** begin EXERCISE INPUTS **
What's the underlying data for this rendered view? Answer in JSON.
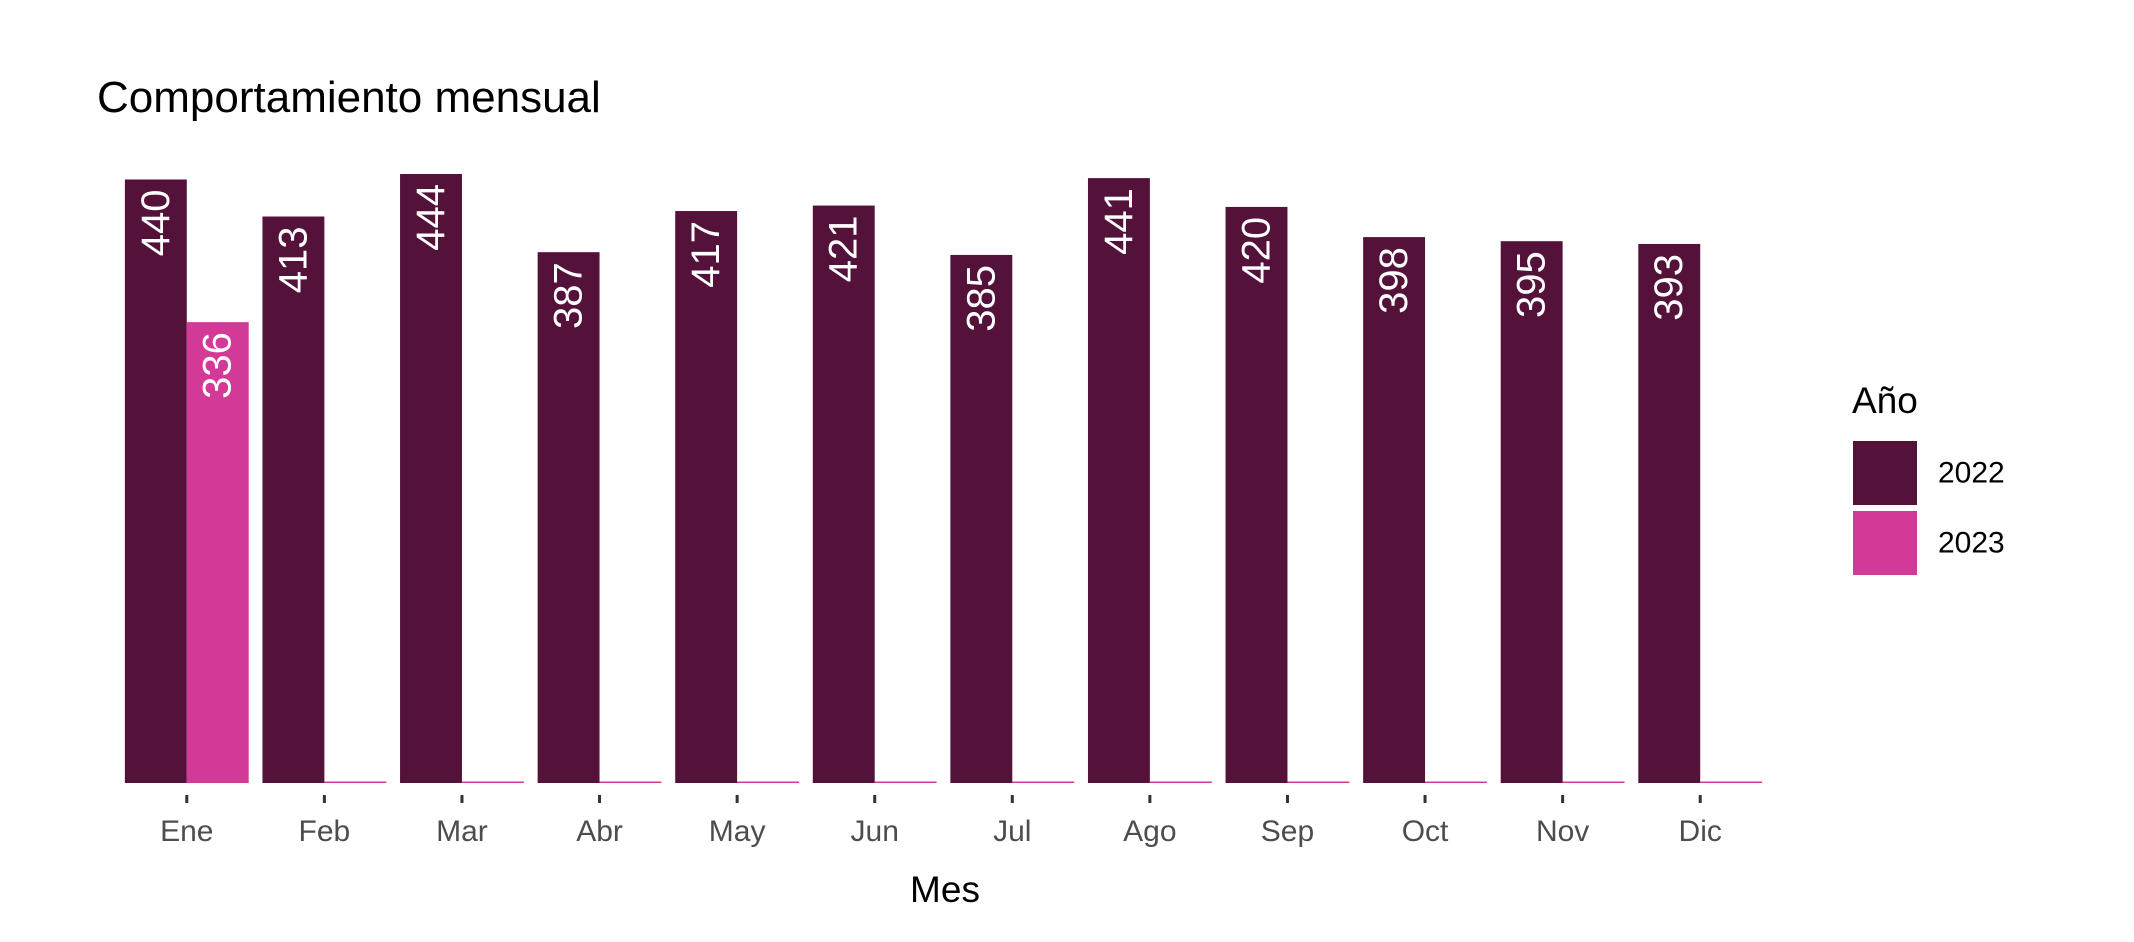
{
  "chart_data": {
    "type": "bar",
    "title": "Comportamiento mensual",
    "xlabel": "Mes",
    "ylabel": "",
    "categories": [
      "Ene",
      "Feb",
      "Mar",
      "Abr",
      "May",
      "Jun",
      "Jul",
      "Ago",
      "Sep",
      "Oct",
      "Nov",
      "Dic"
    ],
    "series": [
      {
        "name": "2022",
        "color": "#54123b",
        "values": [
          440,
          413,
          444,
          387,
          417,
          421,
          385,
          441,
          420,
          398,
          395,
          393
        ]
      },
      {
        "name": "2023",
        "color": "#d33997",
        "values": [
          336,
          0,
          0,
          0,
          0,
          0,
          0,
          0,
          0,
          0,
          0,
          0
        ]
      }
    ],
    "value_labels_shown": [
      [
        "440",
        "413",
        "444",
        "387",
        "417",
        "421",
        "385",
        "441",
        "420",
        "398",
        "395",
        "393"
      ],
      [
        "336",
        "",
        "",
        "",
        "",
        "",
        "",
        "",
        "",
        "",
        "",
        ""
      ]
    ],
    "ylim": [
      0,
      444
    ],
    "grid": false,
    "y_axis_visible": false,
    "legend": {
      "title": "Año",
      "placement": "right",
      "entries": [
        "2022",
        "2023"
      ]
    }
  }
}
** end EXERCISE INPUTS **
** begin EXERCISE INPUTS **
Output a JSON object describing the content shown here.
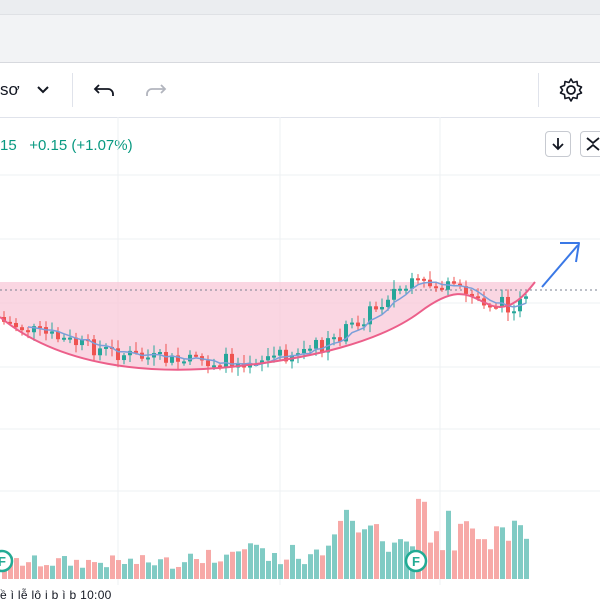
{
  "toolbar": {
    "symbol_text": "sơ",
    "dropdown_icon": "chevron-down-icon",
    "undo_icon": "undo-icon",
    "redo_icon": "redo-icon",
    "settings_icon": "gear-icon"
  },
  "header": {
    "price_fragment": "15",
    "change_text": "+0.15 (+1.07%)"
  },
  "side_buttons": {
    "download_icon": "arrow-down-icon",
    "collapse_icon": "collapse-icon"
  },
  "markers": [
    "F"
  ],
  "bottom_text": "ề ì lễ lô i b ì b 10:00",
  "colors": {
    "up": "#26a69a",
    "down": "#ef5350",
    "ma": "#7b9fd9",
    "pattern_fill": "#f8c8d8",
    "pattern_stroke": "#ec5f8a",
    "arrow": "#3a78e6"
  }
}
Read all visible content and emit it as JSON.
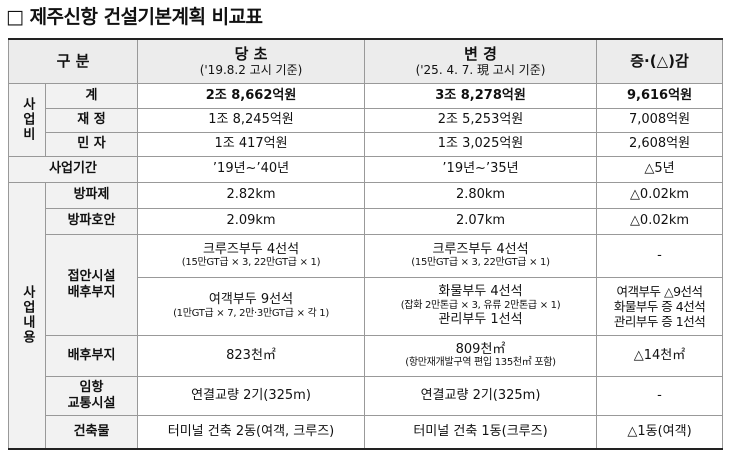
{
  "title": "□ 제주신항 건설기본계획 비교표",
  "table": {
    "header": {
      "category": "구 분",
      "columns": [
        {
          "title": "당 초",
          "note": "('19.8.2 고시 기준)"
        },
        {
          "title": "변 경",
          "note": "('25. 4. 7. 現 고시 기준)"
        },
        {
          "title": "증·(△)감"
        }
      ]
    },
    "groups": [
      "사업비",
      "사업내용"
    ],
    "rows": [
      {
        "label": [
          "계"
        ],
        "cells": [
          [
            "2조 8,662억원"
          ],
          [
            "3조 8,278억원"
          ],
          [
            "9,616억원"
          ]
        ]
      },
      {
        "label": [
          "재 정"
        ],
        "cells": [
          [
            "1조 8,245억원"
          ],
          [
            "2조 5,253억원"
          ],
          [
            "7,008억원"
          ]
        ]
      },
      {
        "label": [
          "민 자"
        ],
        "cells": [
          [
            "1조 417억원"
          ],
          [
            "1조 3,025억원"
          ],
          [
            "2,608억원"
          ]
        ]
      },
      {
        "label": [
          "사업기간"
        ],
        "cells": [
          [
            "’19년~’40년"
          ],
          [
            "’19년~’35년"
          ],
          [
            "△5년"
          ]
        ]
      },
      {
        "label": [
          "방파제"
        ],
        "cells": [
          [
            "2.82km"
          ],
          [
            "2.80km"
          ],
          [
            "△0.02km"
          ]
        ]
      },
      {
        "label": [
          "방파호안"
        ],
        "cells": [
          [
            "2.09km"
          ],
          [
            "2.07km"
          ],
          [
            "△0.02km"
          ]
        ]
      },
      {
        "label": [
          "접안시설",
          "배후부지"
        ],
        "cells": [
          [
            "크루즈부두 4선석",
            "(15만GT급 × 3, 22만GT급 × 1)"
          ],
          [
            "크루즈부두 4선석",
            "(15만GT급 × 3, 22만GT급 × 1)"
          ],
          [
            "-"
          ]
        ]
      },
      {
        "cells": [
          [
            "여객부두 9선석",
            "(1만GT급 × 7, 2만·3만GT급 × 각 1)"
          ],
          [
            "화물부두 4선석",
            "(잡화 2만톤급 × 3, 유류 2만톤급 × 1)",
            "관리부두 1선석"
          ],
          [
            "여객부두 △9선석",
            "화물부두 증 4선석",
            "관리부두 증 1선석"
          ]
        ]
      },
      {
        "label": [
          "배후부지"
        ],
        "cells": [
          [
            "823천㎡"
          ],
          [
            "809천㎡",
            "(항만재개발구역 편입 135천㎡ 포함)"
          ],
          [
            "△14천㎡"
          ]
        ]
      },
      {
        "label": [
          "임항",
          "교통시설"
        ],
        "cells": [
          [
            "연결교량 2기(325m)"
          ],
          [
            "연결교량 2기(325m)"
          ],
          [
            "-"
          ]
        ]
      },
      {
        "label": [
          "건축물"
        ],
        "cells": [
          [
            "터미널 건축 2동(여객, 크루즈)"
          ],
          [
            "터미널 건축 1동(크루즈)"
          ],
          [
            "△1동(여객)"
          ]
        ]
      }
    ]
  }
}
** end EXERCISE INPUTS **
WHAT THE EXERCISE ASKS:
In the records above, find each line with the word "arrow" and copy it.

THE ANSWER:
    "download_icon": "arrow-down-icon",
    "arrow": "#3a78e6"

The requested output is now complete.